▶ [SOURCE PASSAGE]:
····················

Once I complete and master the product, I have the G-code and blueprints for the product design and creation. And more importantly, I know it works.  Reach out to me and I'll help where I can...

Cheers~


----------



## DMS (Feb 2, 2013)

One option to consider is taking one of Tormach's classes. They are usually at the Tormach HQ, but if you really want to lay hands on one before you buy, it may be worth it.

/http://www.tormach.com/workshops.html

Looks like all the recent workshops are full, next open one is in May.


----------



## ElTejano (Feb 2, 2013)

dfwcnc said:


> I have a Tormach 770, and could have bought the 1100, but didn't care for the mass of size or space it took up.  I have a four car garage but had a place earmarked for the machine and the 1100 would have taken the entire space.
> 
> Some considerations; Tormach states itself on their website (and you can call and speak with Rory in tech support if you like), that these machines are not meant for production.  They are serious hobby machines for prototyping and product creation.  And familiarizing you with SprutCam, Alibre and Mach3 gives you a great perspective on how products are designed, manufactured and perfected.  HOWEVER, once you have it down, turning over your "finished" idea to a real machine shop is the way to go.  They can bang out a product that takes your Tormach 5 minutes to do in 30 seconds.
> 
> ...



Great info. I have a fairly good idea of the machine's capabilities and understand it is not meant for production work. The parts I would be manufacturing would be mostly delrin, aluminum, the occasional 1018, and brass once in a while. The main reason I need it now is to manufacture a few small simple parts out of delrin that I can make on the manual mill, but is just too time consuming. I doubt what I will make with it will take too much of a toll on the machine. I have been watching videos of the guy that makes the knives, he is probably putting that mill through more abuse than I would.

I really dont like outsourcing stuff much unless I absolutely have to. I really enjoy doing everything myself, plus I can tweak anything I want as I go along. I am always coming up with something different and redesigning stuff. I figured that all the stuff I need prototyped and milled would cost me more to have it done than it would to just buy the Tormach, learn to use it and do it myself.

And as far as getting a return on this machine, it would be fairly quick. I have so much work for it lined up that I need to get started SOON. I will probably upgrade to the Haas next year and just have both. I just simply cannot keep up manually. Outsourcing is hard because I have a lot of R&D going on right and design changes are ongoing now so I NEED the CNC.

Thanks for the offer to come see your machine, dfwcnc, I might just take you up on it.

····················

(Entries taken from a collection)
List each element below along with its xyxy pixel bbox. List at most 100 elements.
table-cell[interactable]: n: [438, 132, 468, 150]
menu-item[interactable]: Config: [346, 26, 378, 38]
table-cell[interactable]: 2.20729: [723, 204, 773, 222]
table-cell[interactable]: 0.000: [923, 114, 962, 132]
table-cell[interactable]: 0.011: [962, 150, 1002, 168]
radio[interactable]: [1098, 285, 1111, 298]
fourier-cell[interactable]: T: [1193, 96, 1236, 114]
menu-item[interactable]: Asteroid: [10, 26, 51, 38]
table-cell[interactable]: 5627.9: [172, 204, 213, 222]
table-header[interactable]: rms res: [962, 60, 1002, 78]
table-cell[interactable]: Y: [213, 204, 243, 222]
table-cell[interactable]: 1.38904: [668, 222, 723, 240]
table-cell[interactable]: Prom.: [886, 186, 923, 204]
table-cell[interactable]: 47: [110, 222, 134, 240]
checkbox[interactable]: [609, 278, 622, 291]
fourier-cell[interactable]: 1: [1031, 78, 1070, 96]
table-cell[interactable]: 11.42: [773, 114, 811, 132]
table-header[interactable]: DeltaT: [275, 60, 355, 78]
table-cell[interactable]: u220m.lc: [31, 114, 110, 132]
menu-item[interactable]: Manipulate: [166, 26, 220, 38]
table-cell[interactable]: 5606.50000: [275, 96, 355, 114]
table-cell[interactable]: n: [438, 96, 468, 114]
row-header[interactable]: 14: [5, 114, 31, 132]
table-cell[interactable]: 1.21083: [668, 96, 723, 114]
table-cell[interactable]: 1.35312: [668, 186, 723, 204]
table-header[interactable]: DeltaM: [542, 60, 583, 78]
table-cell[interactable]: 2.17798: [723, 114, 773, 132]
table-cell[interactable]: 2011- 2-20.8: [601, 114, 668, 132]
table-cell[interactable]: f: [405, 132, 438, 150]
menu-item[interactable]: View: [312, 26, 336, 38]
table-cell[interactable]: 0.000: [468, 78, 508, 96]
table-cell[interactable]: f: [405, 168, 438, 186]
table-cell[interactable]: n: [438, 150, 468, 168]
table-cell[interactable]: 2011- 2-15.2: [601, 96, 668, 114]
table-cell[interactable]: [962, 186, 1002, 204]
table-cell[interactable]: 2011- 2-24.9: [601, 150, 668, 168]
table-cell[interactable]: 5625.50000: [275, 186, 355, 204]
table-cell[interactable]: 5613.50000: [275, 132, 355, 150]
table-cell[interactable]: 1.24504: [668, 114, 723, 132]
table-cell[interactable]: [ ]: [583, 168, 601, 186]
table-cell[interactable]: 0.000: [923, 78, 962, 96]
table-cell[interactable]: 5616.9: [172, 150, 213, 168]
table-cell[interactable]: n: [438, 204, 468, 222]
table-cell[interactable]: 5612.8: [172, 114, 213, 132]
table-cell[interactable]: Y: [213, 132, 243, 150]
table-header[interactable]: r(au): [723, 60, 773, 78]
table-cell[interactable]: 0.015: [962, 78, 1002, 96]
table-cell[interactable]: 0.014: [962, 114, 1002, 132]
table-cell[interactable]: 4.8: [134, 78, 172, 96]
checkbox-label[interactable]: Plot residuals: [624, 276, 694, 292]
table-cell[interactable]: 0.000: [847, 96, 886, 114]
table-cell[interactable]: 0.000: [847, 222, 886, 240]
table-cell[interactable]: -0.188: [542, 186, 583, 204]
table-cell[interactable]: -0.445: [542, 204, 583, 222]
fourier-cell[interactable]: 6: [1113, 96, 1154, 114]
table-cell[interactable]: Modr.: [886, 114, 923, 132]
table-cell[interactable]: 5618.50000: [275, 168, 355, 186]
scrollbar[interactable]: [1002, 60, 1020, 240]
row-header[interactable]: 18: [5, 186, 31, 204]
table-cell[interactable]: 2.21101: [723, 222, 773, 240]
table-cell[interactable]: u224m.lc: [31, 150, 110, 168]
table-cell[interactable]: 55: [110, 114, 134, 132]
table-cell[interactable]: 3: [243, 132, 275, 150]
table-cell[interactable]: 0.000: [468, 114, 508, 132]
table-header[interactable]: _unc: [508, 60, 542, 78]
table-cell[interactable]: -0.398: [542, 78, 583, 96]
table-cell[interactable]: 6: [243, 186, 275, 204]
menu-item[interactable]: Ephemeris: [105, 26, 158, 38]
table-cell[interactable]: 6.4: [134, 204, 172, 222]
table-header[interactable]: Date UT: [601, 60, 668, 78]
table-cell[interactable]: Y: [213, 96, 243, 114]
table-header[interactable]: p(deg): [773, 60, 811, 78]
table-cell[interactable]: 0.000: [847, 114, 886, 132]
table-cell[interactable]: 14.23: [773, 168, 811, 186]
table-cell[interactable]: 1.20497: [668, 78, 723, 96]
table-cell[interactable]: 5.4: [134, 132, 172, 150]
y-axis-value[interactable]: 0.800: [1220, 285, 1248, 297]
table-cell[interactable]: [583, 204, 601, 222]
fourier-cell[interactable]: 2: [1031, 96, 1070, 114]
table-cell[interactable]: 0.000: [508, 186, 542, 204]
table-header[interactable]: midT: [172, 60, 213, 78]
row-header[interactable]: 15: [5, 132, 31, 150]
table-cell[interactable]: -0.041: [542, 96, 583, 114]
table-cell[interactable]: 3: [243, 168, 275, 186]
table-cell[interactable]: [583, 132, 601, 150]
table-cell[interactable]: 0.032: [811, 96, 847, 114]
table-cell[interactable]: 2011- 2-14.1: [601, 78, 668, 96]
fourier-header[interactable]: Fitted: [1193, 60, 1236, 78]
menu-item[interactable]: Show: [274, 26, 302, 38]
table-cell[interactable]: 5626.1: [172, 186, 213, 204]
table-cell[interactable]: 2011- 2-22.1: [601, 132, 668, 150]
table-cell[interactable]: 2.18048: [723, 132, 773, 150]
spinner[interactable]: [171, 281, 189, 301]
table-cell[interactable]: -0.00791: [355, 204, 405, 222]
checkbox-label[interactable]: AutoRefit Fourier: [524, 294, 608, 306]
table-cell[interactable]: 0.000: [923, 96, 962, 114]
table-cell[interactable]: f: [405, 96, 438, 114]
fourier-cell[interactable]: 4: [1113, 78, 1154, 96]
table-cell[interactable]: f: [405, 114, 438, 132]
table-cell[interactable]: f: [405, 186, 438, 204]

····················

▶ [TO BE DONE]: From the forum thread about buying a Tormach mill, list every material that ElTejano says the parts would mostly or occasionally be made from.

▶ [FINAL RESULT]: delrin, aluminum, 1018, brass